(Dataset entries)
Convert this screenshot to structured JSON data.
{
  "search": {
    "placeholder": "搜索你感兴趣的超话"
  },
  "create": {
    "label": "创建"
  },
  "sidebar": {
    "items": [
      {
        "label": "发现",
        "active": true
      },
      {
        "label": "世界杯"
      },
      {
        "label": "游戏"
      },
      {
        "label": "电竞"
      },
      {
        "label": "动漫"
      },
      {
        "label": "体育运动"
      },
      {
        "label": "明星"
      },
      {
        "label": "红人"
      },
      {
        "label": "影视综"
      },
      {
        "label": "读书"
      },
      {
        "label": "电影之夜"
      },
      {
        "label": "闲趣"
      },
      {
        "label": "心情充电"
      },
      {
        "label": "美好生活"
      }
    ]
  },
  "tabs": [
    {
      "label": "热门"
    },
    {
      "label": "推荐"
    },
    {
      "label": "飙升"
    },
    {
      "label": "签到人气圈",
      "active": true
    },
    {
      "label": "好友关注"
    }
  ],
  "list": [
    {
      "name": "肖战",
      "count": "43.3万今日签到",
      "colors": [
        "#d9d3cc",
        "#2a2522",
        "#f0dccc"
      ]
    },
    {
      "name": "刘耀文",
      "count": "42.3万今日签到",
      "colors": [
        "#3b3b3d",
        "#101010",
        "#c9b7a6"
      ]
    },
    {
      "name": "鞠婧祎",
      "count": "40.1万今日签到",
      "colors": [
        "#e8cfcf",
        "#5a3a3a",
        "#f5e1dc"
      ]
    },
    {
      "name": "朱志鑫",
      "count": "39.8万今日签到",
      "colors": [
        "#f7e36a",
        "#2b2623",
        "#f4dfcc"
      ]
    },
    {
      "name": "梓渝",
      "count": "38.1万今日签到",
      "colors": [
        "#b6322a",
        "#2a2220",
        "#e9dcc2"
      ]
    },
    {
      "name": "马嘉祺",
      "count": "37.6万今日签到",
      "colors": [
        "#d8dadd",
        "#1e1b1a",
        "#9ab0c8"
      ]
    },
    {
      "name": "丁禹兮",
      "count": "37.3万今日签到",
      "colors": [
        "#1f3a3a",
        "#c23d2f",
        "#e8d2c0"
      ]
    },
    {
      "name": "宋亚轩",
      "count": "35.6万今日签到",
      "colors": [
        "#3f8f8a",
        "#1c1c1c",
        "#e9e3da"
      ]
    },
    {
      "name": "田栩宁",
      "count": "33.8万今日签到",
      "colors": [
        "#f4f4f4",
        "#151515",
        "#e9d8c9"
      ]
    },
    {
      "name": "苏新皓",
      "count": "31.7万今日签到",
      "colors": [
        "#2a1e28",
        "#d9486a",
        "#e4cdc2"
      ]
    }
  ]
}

▶ **What you will do**: Gather each line holding the string "name".

▶ **Answer to the problem**:
      "name": "肖战",
      "name": "刘耀文",
      "name": "鞠婧祎",
      "name": "朱志鑫",
      "name": "梓渝",
      "name": "马嘉祺",
      "name": "丁禹兮",
      "name": "宋亚轩",
      "name": "田栩宁",
      "name": "苏新皓",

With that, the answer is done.